Collected data ::
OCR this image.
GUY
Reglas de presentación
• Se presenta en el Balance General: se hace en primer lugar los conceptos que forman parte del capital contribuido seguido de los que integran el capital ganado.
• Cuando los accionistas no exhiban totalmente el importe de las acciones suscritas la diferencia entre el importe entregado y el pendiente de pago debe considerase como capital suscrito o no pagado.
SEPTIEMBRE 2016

==

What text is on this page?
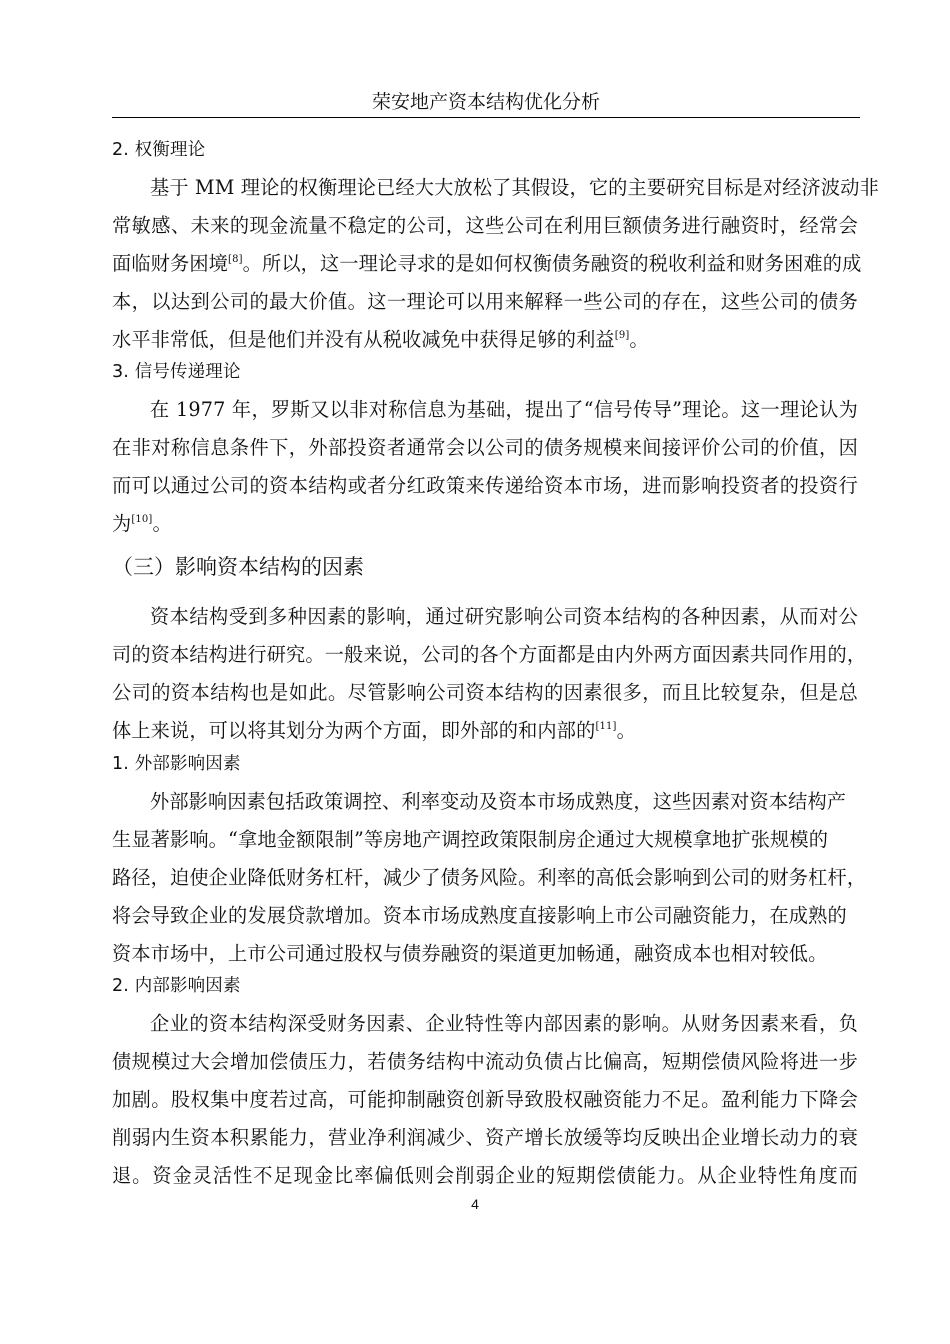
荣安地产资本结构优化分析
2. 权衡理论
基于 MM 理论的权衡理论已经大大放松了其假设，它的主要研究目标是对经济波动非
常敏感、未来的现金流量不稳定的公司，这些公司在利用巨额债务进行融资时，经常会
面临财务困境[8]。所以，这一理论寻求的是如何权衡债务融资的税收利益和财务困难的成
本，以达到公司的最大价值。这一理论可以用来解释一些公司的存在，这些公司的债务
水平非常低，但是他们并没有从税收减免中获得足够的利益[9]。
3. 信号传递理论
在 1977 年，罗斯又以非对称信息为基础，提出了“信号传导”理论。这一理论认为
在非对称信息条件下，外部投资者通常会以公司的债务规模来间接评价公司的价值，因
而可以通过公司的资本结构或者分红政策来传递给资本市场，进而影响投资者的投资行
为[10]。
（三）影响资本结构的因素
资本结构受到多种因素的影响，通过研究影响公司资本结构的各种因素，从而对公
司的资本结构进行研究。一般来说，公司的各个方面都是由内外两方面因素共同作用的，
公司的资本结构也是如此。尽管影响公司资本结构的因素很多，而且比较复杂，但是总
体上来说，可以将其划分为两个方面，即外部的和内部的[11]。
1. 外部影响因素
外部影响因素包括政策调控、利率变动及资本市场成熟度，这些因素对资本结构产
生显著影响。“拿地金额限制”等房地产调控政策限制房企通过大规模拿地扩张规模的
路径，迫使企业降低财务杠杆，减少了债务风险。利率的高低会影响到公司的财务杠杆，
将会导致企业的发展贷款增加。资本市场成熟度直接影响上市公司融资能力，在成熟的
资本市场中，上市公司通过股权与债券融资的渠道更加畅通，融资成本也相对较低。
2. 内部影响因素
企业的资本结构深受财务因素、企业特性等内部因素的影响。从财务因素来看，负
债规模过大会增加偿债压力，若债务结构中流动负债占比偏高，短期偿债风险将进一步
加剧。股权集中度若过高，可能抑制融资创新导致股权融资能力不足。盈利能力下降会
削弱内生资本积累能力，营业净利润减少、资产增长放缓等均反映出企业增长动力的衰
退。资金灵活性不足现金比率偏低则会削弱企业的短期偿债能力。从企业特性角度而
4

Short exercise ::
What number of lines in the records contain the word "this"? Answer with that number alone.

Reply to the exercise ::
2